# Working data
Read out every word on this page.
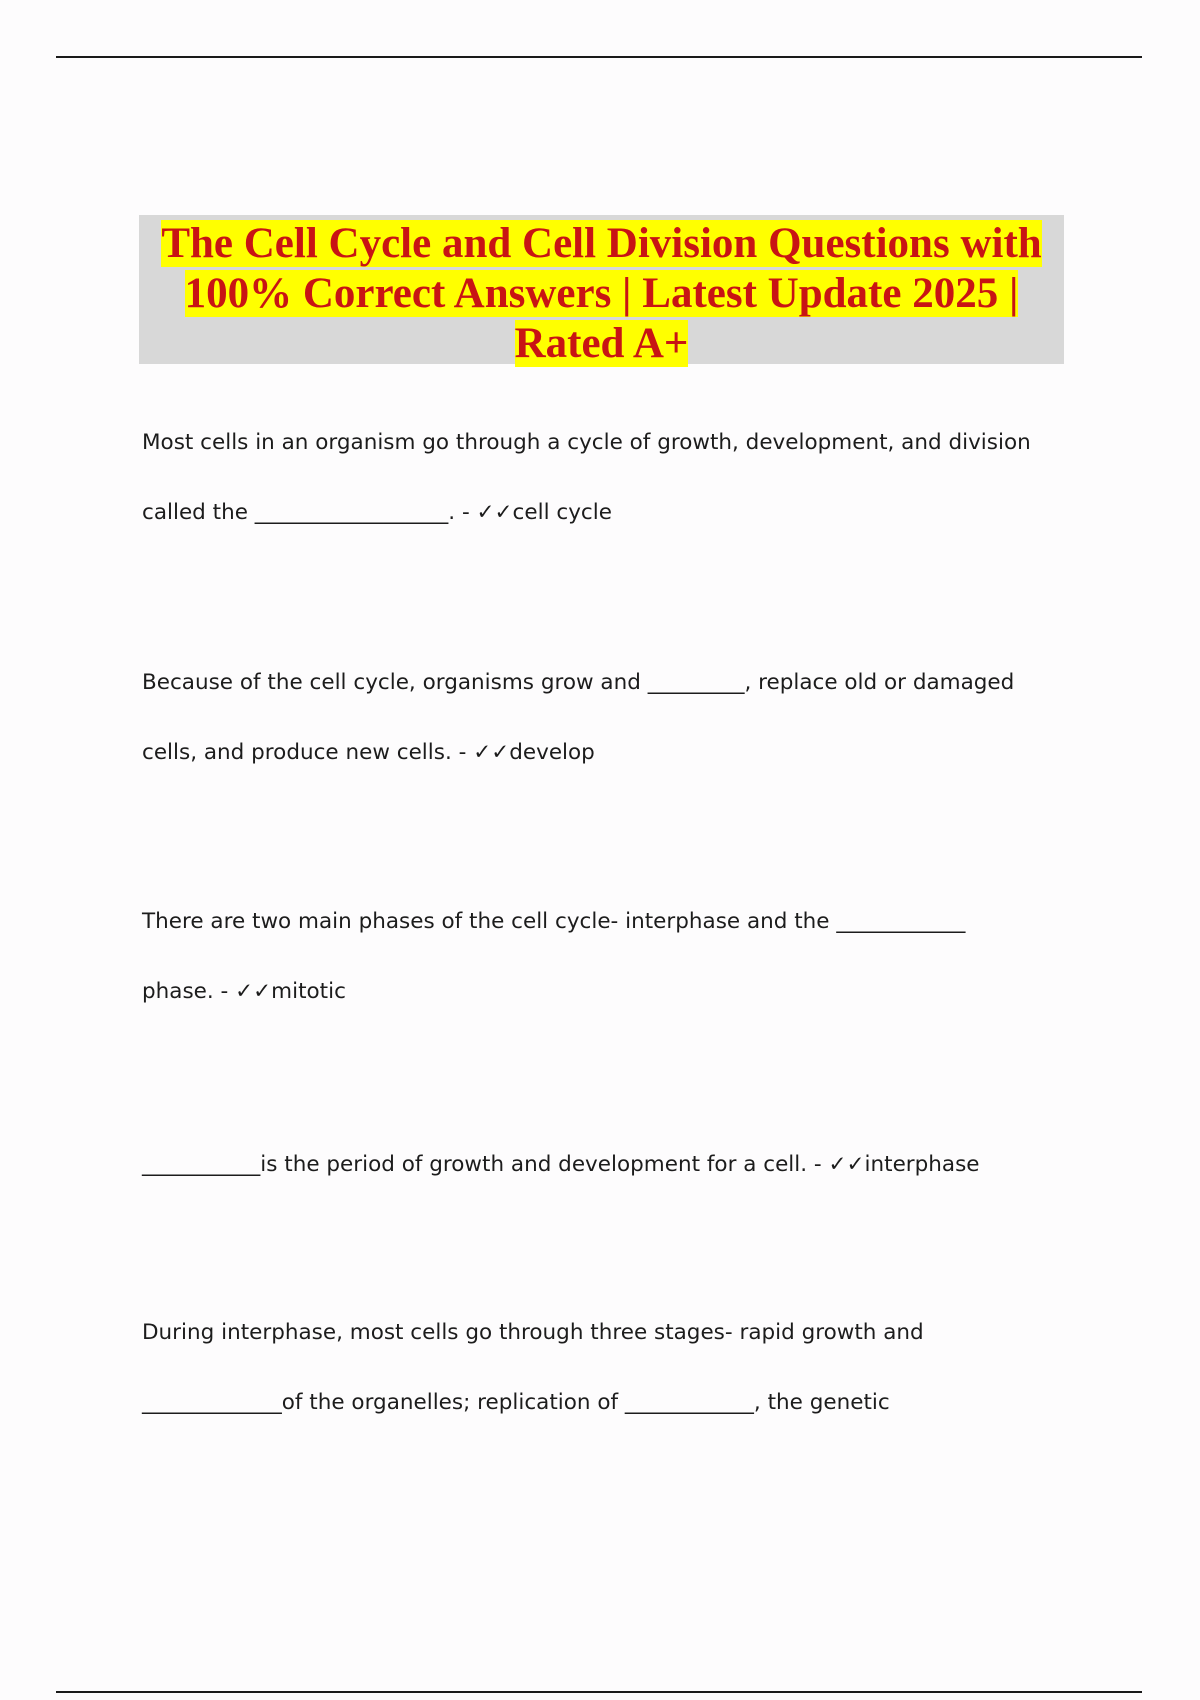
The Cell Cycle and Cell Division Questions with 100% Correct Answers | Latest Update 2025 | Rated A+
Most cells in an organism go through a cycle of growth, development, and division
called the __________________. - ✓✓cell cycle
Because of the cell cycle, organisms grow and _________, replace old or damaged
cells, and produce new cells. - ✓✓develop
There are two main phases of the cell cycle- interphase and the ____________
phase. - ✓✓mitotic
___________is the period of growth and development for a cell. - ✓✓interphase
During interphase, most cells go through three stages- rapid growth and
_____________of the organelles; replication of ____________, the genetic
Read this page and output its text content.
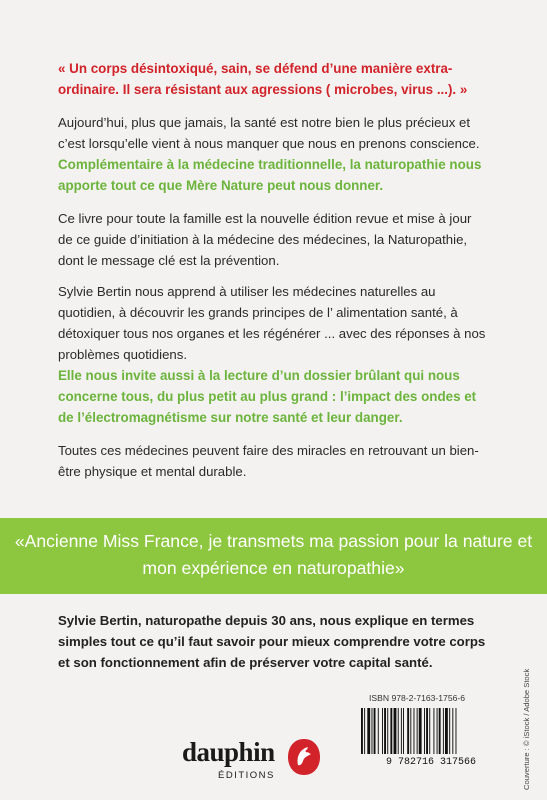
« Un corps désintoxiqué, sain, se défend d’une manière extra-ordinaire. Il sera résistant aux agressions ( microbes, virus ...). »

Aujourd’hui, plus que jamais, la santé est notre bien le plus précieux et c’est lorsqu’elle vient à nous manquer que nous en prenons conscience.

Complémentaire à la médecine traditionnelle, la naturopathie nous apporte tout ce que Mère Nature peut nous donner.

Ce livre pour toute la famille est la nouvelle édition revue et mise à jour de ce guide d’initiation à la médecine des médecines, la Naturopathie, dont le message clé est la prévention.

Sylvie Bertin nous apprend à utiliser les médecines naturelles au quotidien, à découvrir les grands principes de l’ alimentation santé, à détoxiquer tous nos organes et les régénérer ... avec des réponses à nos problèmes quotidiens.

Elle nous invite aussi à la lecture d’un dossier brûlant qui nous concerne tous, du plus petit au plus grand : l’impact des ondes et de l’électromagnétisme sur notre santé et leur danger.

Toutes ces médecines peuvent faire des miracles en retrouvant un bien-être physique et mental durable.

«Ancienne Miss France, je transmets ma passion pour la nature et mon expérience en naturopathie»

Sylvie Bertin, naturopathe depuis 30 ans, nous explique en termes simples tout ce qu’il faut savoir pour mieux comprendre votre corps et son fonctionnement afin de préserver votre capital santé.

ISBN 978-2-7163-1756-6
9 782716 317566	Couverture : © iStock / Adobe Stock
dauphin
ÉDITIONS
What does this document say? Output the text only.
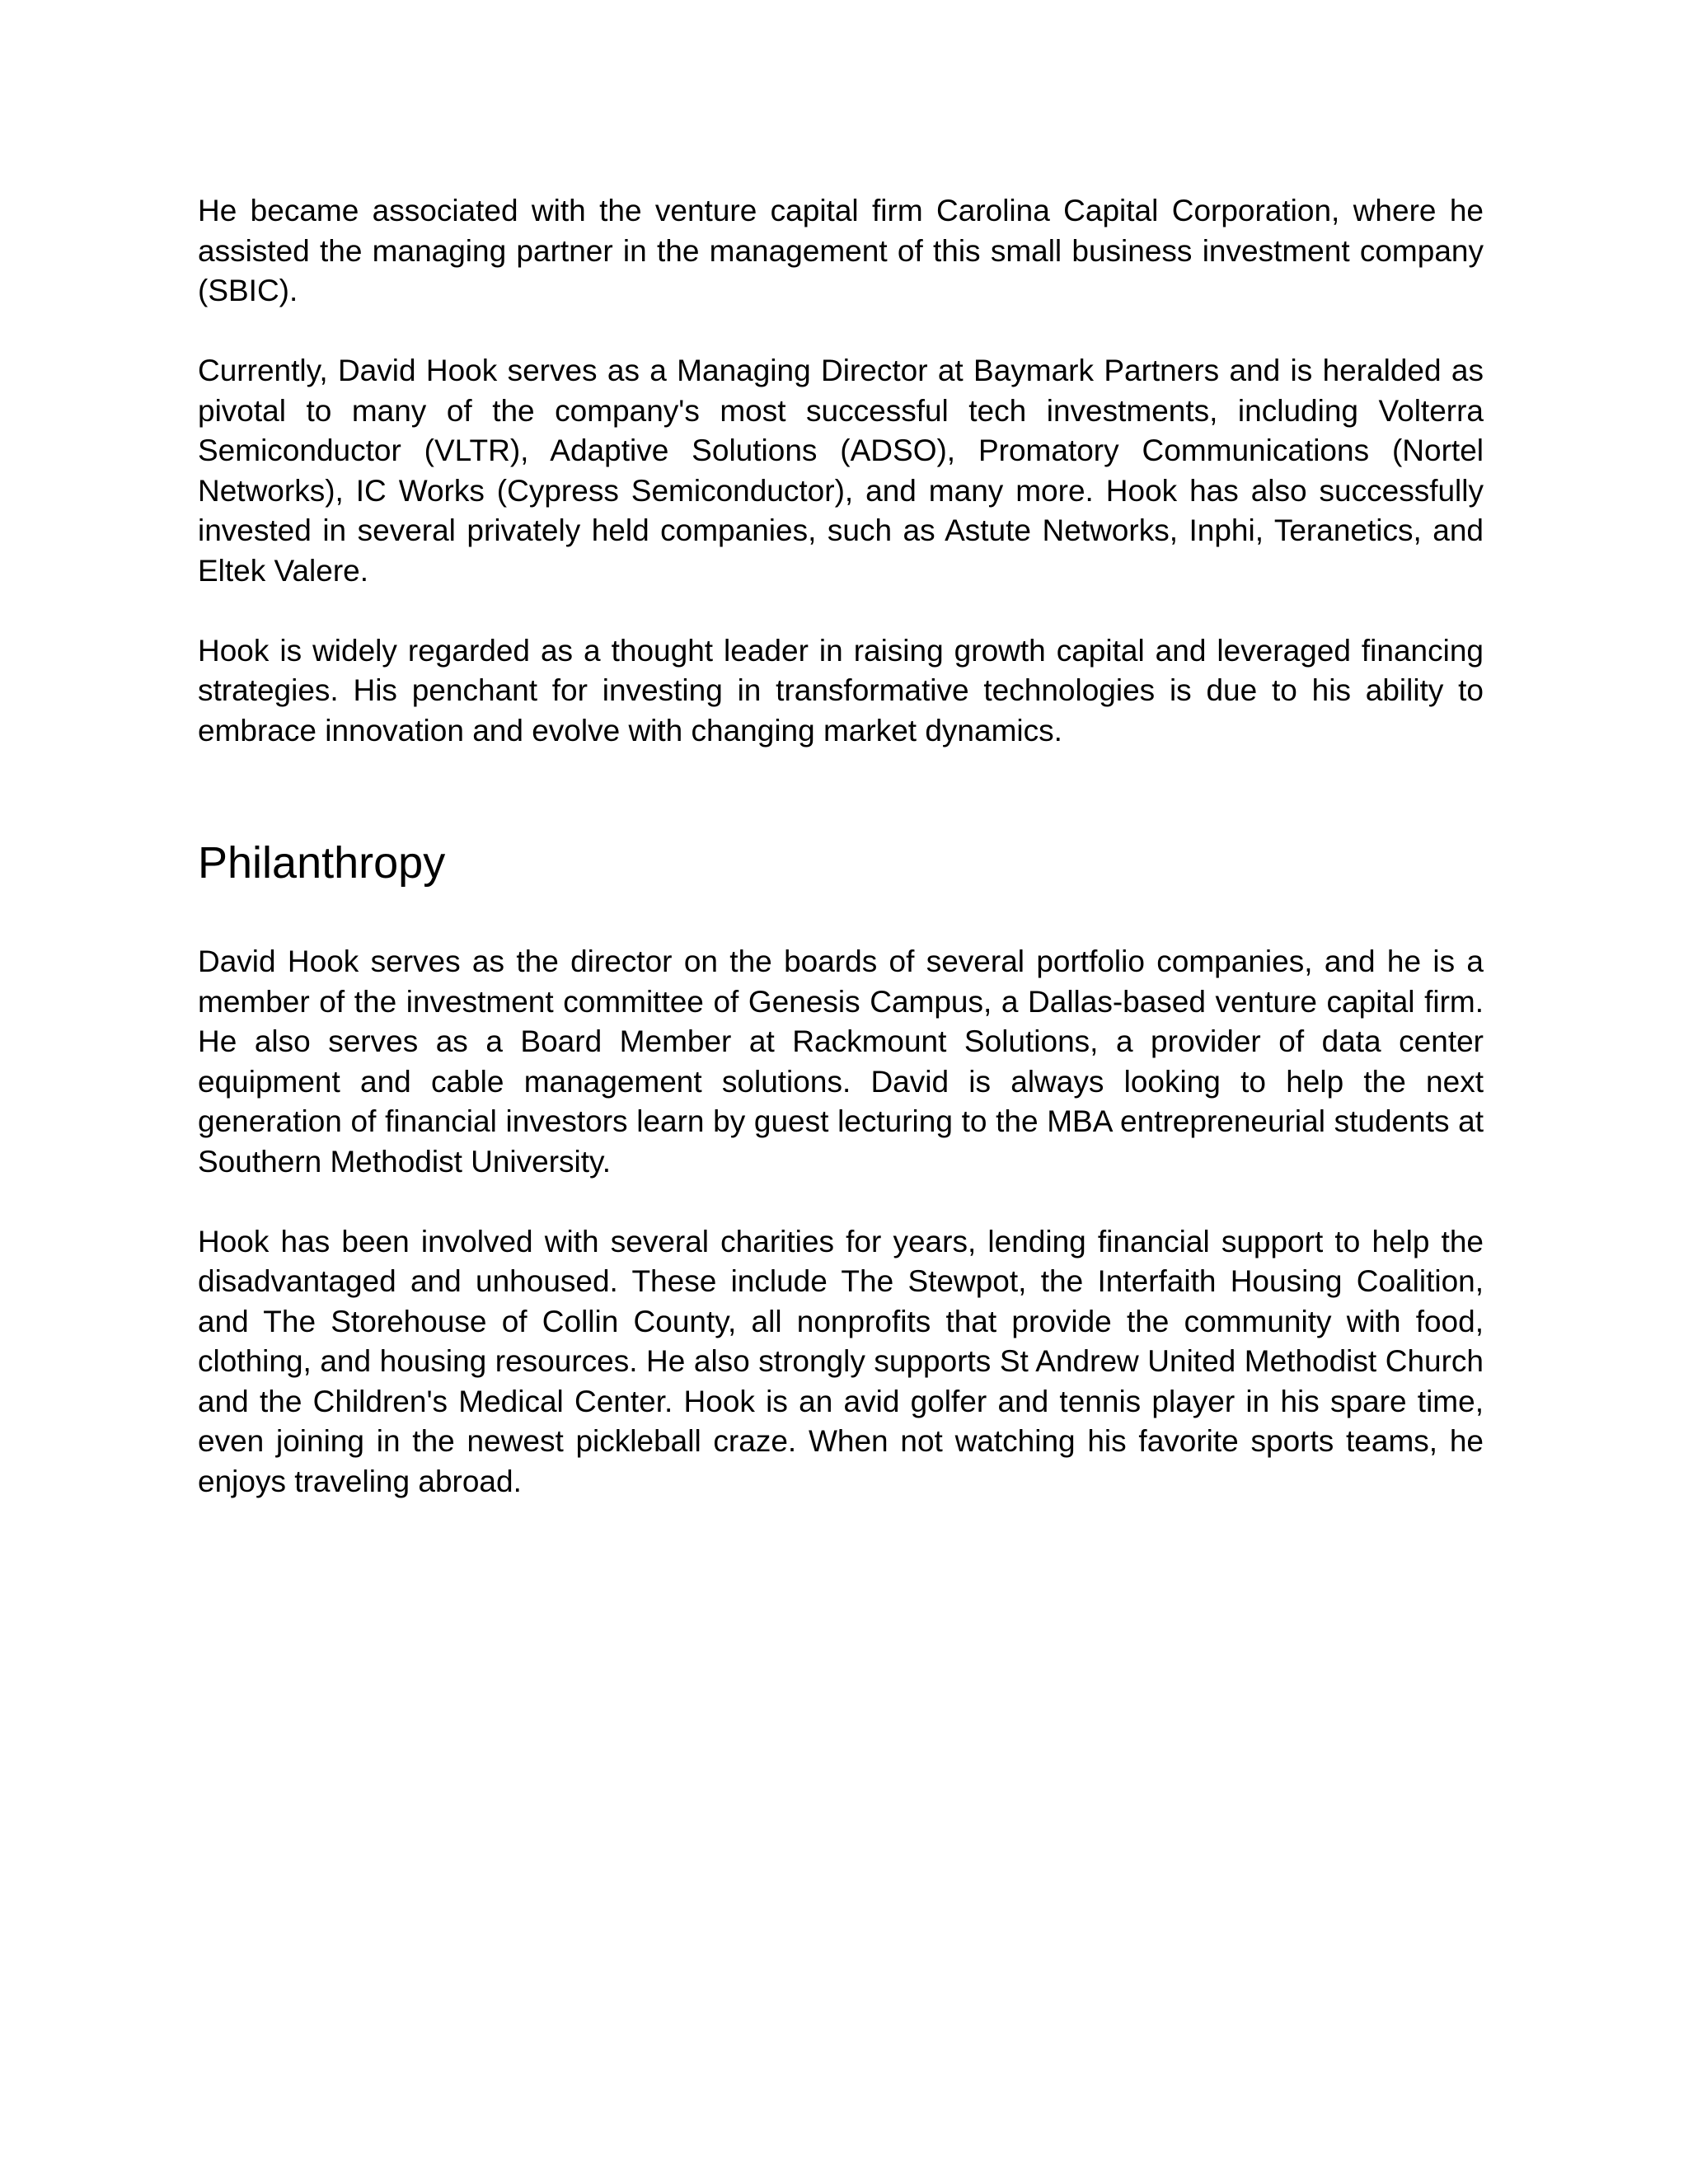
He became associated with the venture capital firm Carolina Capital Corporation, where he assisted the managing partner in the management of this small business investment company (SBIC).

Currently, David Hook serves as a Managing Director at Baymark Partners and is heralded as pivotal to many of the company's most successful tech investments, including Volterra Semiconductor (VLTR), Adaptive Solutions (ADSO), Promatory Communications (Nortel Networks), IC Works (Cypress Semiconductor), and many more. Hook has also successfully invested in several privately held companies, such as Astute Networks, Inphi, Teranetics, and Eltek Valere.

Hook is widely regarded as a thought leader in raising growth capital and leveraged financing strategies. His penchant for investing in transformative technologies is due to his ability to embrace innovation and evolve with changing market dynamics.

Philanthropy

David Hook serves as the director on the boards of several portfolio companies, and he is a member of the investment committee of Genesis Campus, a Dallas-based venture capital firm. He also serves as a Board Member at Rackmount Solutions, a provider of data center equipment and cable management solutions. David is always looking to help the next generation of financial investors learn by guest lecturing to the MBA entrepreneurial students at Southern Methodist University.

Hook has been involved with several charities for years, lending financial support to help the disadvantaged and unhoused. These include The Stewpot, the Interfaith Housing Coalition, and The Storehouse of Collin County, all nonprofits that provide the community with food, clothing, and housing resources. He also strongly supports St Andrew United Methodist Church and the Children's Medical Center. Hook is an avid golfer and tennis player in his spare time, even joining in the newest pickleball craze. When not watching his favorite sports teams, he enjoys traveling abroad.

# Task goal
Retype every entry exactly, but keep the pictures out of your copy.

# Exercise output
Read out every word on this page.
The Cell Cycle and Cell Division Questions with 100% Correct Answers | Latest Update 2025 | Rated A+
Most cells in an organism go through a cycle of growth, development, and division
called the __________________. - ✓✓cell cycle
Because of the cell cycle, organisms grow and _________, replace old or damaged
cells, and produce new cells. - ✓✓develop
There are two main phases of the cell cycle- interphase and the ____________
phase. - ✓✓mitotic
___________is the period of growth and development for a cell. - ✓✓interphase
During interphase, most cells go through three stages- rapid growth and
_____________of the organelles; replication of ____________, the genetic
Read this page and output its text content.
« Un corps désintoxiqué, sain, se défend d’une manière extra-ordinaire. Il sera résistant aux agressions ( microbes, virus ...). »

Aujourd’hui, plus que jamais, la santé est notre bien le plus précieux et c’est lorsqu’elle vient à nous manquer que nous en prenons conscience.

Complémentaire à la médecine traditionnelle, la naturopathie nous apporte tout ce que Mère Nature peut nous donner.

Ce livre pour toute la famille est la nouvelle édition revue et mise à jour de ce guide d’initiation à la médecine des médecines, la Naturopathie, dont le message clé est la prévention.

Sylvie Bertin nous apprend à utiliser les médecines naturelles au quotidien, à découvrir les grands principes de l’ alimentation santé, à détoxiquer tous nos organes et les régénérer ... avec des réponses à nos problèmes quotidiens.

Elle nous invite aussi à la lecture d’un dossier brûlant qui nous concerne tous, du plus petit au plus grand : l’impact des ondes et de l’électromagnétisme sur notre santé et leur danger.

Toutes ces médecines peuvent faire des miracles en retrouvant un bien-être physique et mental durable.

«Ancienne Miss France, je transmets ma passion pour la nature et mon expérience en naturopathie»

Sylvie Bertin, naturopathe depuis 30 ans, nous explique en termes simples tout ce qu’il faut savoir pour mieux comprendre votre corps et son fonctionnement afin de préserver votre capital santé.

ISBN 978-2-7163-1756-6
9 782716 317566	Couverture : © iStock / Adobe Stock
dauphin
ÉDITIONS
What does this document say? Output the text only.
He became associated with the venture capital firm Carolina Capital Corporation, where he assisted the managing partner in the management of this small business investment company (SBIC).

Currently, David Hook serves as a Managing Director at Baymark Partners and is heralded as pivotal to many of the company's most successful tech investments, including Volterra Semiconductor (VLTR), Adaptive Solutions (ADSO), Promatory Communications (Nortel Networks), IC Works (Cypress Semiconductor), and many more. Hook has also successfully invested in several privately held companies, such as Astute Networks, Inphi, Teranetics, and Eltek Valere.

Hook is widely regarded as a thought leader in raising growth capital and leveraged financing strategies. His penchant for investing in transformative technologies is due to his ability to embrace innovation and evolve with changing market dynamics.

Philanthropy

David Hook serves as the director on the boards of several portfolio companies, and he is a member of the investment committee of Genesis Campus, a Dallas-based venture capital firm. He also serves as a Board Member at Rackmount Solutions, a provider of data center equipment and cable management solutions. David is always looking to help the next generation of financial investors learn by guest lecturing to the MBA entrepreneurial students at Southern Methodist University.

Hook has been involved with several charities for years, lending financial support to help the disadvantaged and unhoused. These include The Stewpot, the Interfaith Housing Coalition, and The Storehouse of Collin County, all nonprofits that provide the community with food, clothing, and housing resources. He also strongly supports St Andrew United Methodist Church and the Children's Medical Center. Hook is an avid golfer and tennis player in his spare time, even joining in the newest pickleball craze. When not watching his favorite sports teams, he enjoys traveling abroad.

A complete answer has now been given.